**ДОКУМЕНТ**
-=-=-=-=-
×
Все включено
Лия Адашевская

На вопросы ДИ отвечает художник Александр Шишкин-Хокусай

ДИ. По профессии вы художник-постановщик. Работаете с такими режиссерами, как Юрий Бутусов, Андрей Могучий.

Александр Шишкин-Хокусай. Почти двадцать лет как практикую в театре.

ДИ. Но теперь вы еще и художник, работающий независимо. Вы довольно стремительно стартовали. Разгона никакого не было, и вдруг Русский музей, параллельная программа «Манифесты» и т.д. И везде заметны и узнаваемы. Вам стало тесно в театре? Возникла потребность сказать что-то свое?

Александр Шишкин-Хокусай. Такая странная физиология, как в нашем организме постоянно обновляются клетки, так и здесь каждые десять лет запускается механизм обновления. Пространства, сюжеты, воздух. Второй момент. Ты постепенно растешь, и круг волнующих тебя вопросов становится более обширным. Театр — вещь, с одной стороны, коммунальная, такой коллективный разум, а с другой — есть воля режиссера, и даже если ты работаешь в соавторстве, это все же остаешься в зависимости от материала, который он выбрал. И в этом смысле возникает конфликт интересов.

ДИ. А тут вы сами себе режиссер.

Александр Шишкин-Хокусай. Режиссер прежде всего занят темой, которая ему интересна. И если ваши темы не совпадают, твоя тема начинает требовать отдельного воплощения. Кроме того, опять же работает физиология вытеснения, связанная с тем, что театр — черная комната, герметичное пространство со специальным искусственным светом, с очень специальной замкнутой средой — стал действовать на меня физиологически разрушительно. Театральное действо ориентировано на публичность, адекватность восприятия, на конкретный месседж, рассчитанный на определенную аудиторию. Это очень адресные вещи. Есть понятие фантомного зрителя, что вынуждает и режиссера определенным образом реагировать. Это и делает театр сферой обслуживания. К тому же все время находишься в жестких временных рамках и в состоянии материальной ответственности.
-=-=-=-=-
**СОХРАНЕННЫЕ ДАННЫЕ**
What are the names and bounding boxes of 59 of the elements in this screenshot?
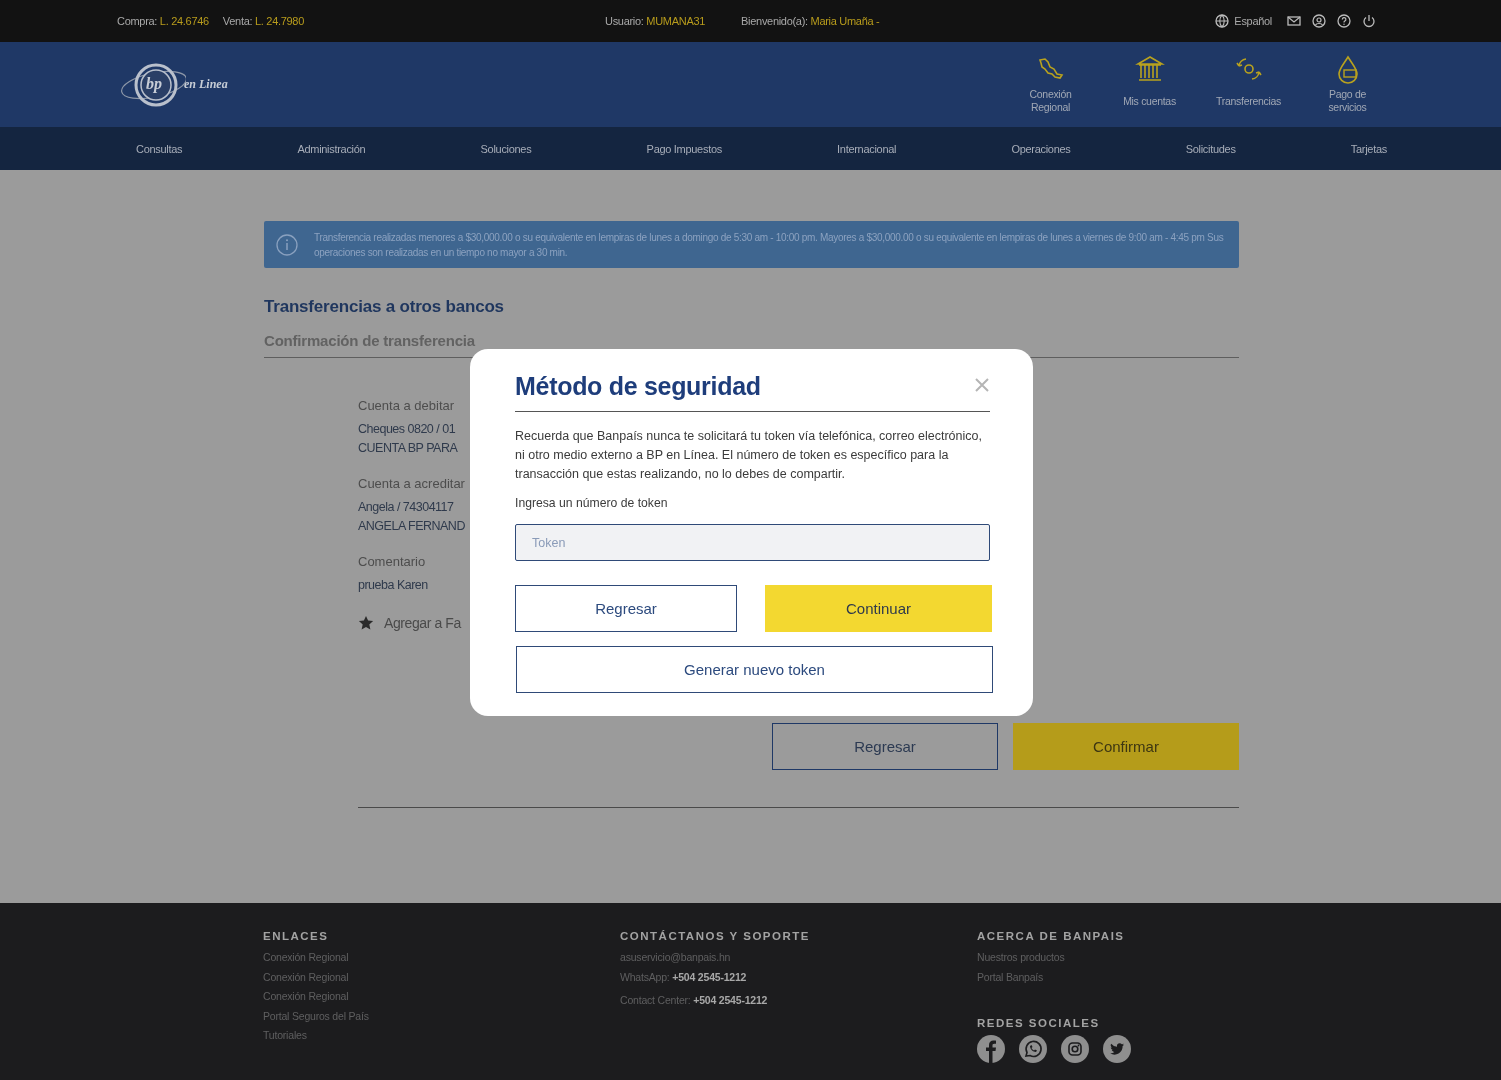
-=-=-=-=-
**СПИСОК ЗАДАНИЙ**
#1 Ответьте по интервью на вопросы:
(a) Сколько лет художник работает в театре?
(b) Как часто, по словам художника, запускается механизм обновления?
(c) Что, кроме искусственного света, художник называет в описании театра как пространства?
#2 Перепишите без изменений отрывок интервью от «Александр Шишкин-Хокусай. Такая» до «сами себе режиссер.».
#3 Почему, по словам художника в интервью, театр становится сферой обслуживания? Ответьте в одном–трех предложениях.
Данные получены из другого источника.

**РЕШЕНИЯ ЗАДАНИЙ**
#1
(a) Почти двадцать лет.
(b) Каждые десять лет.
(c) Театр — это черная комната, герметичное пространство с очень специальной замкнутой средой.

#2
Александр Шишкин-Хокусай. Такая странная физиология, как в нашем организме постоянно обновляются клетки, так и здесь каждые десять лет запускается механизм обновления. Пространства, сюжеты, воздух. Второй момент. Ты постепенно растешь, и круг волнующих тебя вопросов становится более обширным. Театр — вещь, с одной стороны, коммунальная, такой коллективный разум, а с другой — есть воля режиссера, и даже если ты работаешь в соавторстве, это все же остаешься в зависимости от материала, который он выбрал. И в этом смысле возникает конфликт интересов.

ДИ. А тут вы сами себе режиссер.

#3 Театральное действо ориентировано на публичность, адекватность восприятия и конкретный месседж для определенной аудитории. Кроме того, понятие фантомного зрителя вынуждает режиссера определенным образом реагировать, и это делает театр сферой обслуживания.